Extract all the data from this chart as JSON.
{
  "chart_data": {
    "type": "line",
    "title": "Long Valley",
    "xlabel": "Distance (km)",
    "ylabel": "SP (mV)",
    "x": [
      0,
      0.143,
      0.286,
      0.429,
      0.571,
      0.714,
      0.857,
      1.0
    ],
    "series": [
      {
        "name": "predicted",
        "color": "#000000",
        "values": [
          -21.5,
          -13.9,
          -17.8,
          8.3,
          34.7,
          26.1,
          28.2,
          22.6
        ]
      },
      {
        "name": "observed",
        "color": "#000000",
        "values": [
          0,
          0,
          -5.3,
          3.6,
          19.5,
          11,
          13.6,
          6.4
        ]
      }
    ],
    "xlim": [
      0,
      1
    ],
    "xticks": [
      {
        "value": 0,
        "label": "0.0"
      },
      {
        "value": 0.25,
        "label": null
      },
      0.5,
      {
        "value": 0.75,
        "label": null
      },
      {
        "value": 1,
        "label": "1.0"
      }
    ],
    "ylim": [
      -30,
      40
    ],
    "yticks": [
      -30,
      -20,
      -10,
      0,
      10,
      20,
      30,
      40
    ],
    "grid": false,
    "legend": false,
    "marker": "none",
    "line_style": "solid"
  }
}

◇ ◇ ◇ ◇ ◇

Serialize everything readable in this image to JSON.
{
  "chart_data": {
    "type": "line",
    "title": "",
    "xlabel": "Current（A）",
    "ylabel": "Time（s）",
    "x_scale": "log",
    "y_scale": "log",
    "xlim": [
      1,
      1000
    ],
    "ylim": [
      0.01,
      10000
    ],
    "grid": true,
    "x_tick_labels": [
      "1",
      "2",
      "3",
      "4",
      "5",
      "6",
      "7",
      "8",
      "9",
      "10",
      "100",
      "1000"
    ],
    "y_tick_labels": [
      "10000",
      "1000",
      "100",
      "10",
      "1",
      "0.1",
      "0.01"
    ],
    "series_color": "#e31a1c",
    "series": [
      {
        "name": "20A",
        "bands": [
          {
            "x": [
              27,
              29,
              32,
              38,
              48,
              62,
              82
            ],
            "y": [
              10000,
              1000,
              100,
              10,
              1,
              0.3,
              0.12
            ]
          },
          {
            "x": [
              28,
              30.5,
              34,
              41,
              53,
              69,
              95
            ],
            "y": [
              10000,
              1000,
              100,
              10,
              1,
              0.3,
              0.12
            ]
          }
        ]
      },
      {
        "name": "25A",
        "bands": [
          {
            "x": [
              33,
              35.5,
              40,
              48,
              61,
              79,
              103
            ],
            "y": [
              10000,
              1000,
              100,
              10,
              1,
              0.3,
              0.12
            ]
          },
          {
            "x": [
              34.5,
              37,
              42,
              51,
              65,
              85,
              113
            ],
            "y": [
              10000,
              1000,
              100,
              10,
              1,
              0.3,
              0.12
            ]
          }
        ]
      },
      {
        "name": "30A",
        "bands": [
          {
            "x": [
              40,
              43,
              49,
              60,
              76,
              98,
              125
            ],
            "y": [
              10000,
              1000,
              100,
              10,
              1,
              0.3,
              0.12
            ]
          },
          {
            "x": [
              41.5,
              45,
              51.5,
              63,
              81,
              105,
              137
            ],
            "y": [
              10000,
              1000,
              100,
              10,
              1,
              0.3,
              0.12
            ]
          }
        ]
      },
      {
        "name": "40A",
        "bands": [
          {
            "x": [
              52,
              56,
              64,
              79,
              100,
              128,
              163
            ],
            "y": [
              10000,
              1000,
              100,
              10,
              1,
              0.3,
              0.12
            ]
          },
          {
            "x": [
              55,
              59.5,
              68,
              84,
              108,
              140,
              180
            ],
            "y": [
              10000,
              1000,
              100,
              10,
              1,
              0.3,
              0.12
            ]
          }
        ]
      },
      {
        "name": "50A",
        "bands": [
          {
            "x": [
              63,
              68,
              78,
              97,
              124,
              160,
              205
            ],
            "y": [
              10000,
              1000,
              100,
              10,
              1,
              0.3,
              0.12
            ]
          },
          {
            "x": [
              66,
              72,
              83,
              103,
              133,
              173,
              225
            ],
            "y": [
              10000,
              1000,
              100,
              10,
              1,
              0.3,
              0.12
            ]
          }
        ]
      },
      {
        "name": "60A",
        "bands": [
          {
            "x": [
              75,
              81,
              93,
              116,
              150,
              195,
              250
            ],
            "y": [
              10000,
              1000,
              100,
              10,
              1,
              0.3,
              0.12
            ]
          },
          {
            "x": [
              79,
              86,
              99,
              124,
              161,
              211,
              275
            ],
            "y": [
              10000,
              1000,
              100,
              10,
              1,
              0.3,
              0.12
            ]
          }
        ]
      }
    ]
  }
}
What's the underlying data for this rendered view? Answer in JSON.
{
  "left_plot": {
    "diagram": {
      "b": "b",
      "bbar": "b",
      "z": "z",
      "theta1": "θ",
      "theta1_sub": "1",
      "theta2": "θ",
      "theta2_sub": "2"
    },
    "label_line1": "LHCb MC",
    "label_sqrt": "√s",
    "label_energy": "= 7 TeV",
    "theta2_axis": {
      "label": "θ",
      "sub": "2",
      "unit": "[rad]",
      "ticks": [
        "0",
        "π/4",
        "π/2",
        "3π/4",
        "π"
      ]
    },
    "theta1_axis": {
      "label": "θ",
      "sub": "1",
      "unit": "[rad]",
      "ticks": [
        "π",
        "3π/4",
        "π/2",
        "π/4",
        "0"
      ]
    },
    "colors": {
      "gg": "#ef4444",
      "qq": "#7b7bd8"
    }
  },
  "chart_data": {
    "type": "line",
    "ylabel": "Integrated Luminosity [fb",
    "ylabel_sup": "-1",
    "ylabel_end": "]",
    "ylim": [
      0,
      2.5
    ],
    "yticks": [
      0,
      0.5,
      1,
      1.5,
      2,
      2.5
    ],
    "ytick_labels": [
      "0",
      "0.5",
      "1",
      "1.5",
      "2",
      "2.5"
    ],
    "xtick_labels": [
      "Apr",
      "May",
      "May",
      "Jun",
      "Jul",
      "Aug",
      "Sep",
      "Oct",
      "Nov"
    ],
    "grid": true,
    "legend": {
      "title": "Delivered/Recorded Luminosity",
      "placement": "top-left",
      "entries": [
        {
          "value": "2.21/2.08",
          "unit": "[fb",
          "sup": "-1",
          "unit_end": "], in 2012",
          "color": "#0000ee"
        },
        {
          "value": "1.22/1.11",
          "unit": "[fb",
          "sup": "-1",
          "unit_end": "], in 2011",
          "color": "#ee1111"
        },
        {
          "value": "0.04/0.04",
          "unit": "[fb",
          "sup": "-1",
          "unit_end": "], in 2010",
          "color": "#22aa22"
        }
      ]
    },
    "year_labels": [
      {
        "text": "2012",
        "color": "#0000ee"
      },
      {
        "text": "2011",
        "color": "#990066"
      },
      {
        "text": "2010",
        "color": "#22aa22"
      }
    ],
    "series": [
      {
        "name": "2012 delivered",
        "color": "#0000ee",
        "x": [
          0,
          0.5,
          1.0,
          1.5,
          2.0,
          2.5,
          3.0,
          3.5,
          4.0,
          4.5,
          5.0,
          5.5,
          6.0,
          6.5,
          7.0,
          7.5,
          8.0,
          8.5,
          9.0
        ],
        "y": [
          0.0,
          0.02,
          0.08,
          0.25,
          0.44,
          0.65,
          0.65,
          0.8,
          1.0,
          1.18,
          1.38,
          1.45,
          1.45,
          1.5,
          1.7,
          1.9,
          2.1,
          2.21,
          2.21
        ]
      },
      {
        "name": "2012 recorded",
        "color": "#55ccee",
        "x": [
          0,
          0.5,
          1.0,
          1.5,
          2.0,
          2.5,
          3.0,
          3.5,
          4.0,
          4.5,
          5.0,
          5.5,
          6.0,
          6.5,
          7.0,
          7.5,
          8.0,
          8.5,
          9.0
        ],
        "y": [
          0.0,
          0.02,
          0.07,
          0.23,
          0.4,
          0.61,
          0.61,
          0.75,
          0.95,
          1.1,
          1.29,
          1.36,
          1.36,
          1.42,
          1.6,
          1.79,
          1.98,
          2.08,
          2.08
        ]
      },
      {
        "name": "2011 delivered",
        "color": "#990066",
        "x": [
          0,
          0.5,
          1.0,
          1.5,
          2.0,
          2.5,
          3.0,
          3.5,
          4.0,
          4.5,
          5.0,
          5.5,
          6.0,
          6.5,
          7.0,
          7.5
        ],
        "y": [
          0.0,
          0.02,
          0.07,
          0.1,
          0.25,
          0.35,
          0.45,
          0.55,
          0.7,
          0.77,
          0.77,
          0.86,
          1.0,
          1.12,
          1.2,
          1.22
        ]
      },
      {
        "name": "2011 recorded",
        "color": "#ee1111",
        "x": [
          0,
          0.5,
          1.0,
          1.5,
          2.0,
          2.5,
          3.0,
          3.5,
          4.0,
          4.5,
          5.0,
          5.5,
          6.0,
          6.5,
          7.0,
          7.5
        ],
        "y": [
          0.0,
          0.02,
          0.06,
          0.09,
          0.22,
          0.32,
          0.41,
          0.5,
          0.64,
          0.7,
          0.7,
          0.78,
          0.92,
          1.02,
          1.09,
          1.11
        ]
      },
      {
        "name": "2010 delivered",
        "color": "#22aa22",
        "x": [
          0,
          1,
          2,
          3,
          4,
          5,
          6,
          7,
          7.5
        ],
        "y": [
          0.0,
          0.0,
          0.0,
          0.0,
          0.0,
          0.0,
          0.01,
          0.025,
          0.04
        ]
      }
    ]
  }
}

◇ ◇ ◇ ◇ ◇

* _What needs to be done_: From the data above, copy out every line with the string "xlabel" in it.

* _Exercise output_:
    "xlabel": "Distance (km)",
    "xlabel": "Current（A）",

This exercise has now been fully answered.